== SUPPLIED ENTRIES

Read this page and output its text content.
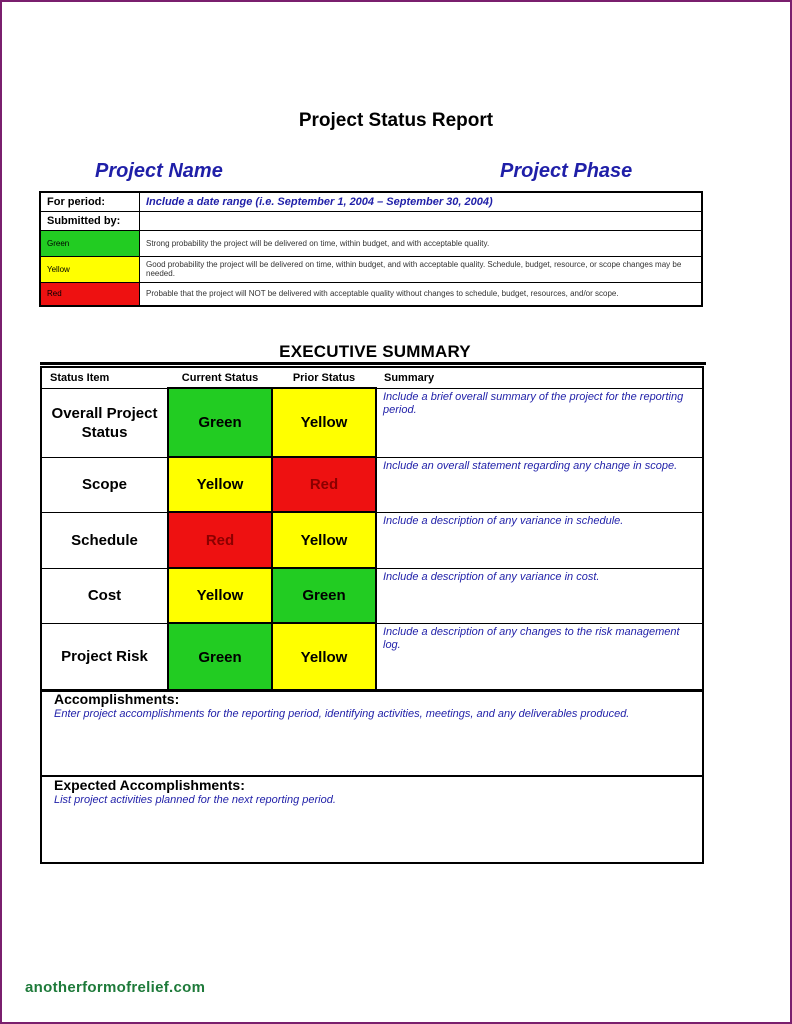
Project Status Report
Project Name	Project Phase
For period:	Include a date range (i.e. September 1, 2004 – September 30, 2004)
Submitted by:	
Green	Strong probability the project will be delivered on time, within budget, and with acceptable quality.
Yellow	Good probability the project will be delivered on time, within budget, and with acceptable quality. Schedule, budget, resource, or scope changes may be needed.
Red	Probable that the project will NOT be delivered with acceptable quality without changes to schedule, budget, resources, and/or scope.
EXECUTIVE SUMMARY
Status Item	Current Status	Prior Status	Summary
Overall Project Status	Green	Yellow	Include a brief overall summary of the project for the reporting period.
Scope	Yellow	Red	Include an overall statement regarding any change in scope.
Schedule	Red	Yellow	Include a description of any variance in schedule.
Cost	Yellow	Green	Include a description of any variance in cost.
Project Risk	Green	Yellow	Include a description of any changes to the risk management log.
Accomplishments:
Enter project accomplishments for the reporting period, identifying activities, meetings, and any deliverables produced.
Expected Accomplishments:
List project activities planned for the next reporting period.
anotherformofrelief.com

====

» WHAT TO PRODUCE
Each record should be quoted exactly, with the images omitted.

» ANSWER
Read this page and output its text content.
Project Status Report
Project Name	Project Phase
For period:	Include a date range (i.e. September 1, 2004 – September 30, 2004)
Submitted by:	
Green	Strong probability the project will be delivered on time, within budget, and with acceptable quality.
Yellow	Good probability the project will be delivered on time, within budget, and with acceptable quality. Schedule, budget, resource, or scope changes may be needed.
Red	Probable that the project will NOT be delivered with acceptable quality without changes to schedule, budget, resources, and/or scope.
EXECUTIVE SUMMARY
Status Item	Current Status	Prior Status	Summary
Overall Project Status	Green	Yellow	Include a brief overall summary of the project for the reporting period.
Scope	Yellow	Red	Include an overall statement regarding any change in scope.
Schedule	Red	Yellow	Include a description of any variance in schedule.
Cost	Yellow	Green	Include a description of any variance in cost.
Project Risk	Green	Yellow	Include a description of any changes to the risk management log.
Accomplishments:
Enter project accomplishments for the reporting period, identifying activities, meetings, and any deliverables produced.
Expected Accomplishments:
List project activities planned for the next reporting period.
anotherformofrelief.com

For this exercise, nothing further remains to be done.